> Input:
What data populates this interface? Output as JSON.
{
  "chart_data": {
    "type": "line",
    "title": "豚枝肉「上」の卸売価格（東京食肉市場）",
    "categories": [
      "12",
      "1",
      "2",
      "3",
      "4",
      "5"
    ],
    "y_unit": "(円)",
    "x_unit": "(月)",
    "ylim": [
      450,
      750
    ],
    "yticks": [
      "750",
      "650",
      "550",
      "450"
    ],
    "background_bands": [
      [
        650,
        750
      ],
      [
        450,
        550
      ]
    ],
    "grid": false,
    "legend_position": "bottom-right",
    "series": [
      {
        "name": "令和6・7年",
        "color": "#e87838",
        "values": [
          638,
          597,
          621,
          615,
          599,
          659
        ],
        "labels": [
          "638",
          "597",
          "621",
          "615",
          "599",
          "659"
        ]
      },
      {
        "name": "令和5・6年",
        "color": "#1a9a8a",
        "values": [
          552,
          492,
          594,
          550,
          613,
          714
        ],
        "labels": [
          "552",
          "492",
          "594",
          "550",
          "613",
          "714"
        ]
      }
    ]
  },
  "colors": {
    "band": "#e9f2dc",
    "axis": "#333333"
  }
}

==

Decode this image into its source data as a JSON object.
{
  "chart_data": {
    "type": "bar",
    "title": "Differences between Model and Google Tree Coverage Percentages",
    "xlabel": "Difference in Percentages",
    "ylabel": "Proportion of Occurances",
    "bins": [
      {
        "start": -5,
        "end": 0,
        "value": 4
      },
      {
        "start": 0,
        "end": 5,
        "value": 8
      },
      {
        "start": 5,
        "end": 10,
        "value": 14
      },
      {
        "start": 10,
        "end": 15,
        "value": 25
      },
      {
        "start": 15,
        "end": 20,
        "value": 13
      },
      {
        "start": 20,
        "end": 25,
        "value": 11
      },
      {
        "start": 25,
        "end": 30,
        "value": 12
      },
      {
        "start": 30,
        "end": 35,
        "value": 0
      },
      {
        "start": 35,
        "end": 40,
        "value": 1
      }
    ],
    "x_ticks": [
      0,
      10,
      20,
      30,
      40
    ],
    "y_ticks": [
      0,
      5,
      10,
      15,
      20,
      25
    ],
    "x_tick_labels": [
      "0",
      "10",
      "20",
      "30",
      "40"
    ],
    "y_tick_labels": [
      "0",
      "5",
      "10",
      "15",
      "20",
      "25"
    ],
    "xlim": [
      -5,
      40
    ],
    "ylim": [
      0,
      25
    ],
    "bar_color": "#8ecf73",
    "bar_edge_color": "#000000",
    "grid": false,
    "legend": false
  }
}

> Instructions for the task: Provide only the number of lines in the entries that hold the word "start".

> Response to the exercise: 9